[Data entries]
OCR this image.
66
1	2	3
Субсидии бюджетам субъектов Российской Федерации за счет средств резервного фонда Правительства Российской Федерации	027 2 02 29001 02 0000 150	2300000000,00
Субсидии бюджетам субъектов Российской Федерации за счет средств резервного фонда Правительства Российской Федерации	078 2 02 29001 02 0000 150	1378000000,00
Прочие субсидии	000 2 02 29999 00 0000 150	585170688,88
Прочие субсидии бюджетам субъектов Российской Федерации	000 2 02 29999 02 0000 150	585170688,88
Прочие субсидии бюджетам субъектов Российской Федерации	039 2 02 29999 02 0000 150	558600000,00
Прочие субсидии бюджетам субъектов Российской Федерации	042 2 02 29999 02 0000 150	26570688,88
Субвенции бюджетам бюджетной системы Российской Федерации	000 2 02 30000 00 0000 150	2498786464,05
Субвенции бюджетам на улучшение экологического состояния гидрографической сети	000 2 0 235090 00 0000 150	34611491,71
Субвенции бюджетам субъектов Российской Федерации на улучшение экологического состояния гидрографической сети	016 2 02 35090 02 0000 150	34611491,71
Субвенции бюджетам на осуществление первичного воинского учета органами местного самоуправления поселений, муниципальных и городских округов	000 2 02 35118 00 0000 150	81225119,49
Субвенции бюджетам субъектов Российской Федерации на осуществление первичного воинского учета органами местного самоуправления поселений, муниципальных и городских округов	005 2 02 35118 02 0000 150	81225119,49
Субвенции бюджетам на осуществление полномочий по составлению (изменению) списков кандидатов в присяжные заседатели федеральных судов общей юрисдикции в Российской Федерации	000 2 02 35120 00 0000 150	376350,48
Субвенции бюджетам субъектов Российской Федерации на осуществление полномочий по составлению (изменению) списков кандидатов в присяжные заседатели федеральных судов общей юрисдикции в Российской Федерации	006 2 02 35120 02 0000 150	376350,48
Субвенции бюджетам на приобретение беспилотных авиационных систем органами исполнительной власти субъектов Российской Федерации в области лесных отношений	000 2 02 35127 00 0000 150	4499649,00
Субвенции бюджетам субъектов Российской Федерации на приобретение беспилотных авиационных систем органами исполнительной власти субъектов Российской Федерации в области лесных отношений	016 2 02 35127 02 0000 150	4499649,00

_Task statement:_ Using the listing above, pull out all lines that hold the word "лесных".

_Exercise result:_
Субвенции бюджетам на приобретение беспилотных авиационных систем органами исполнительной власти субъектов Российской Федерации в области лесных отношений	000 2 02 35127 00 0000 150	4499649,00
Субвенции бюджетам субъектов Российской Федерации на приобретение беспилотных авиационных систем органами исполнительной власти субъектов Российской Федерации в области лесных отношений	016 2 02 35127 02 0000 150	4499649,00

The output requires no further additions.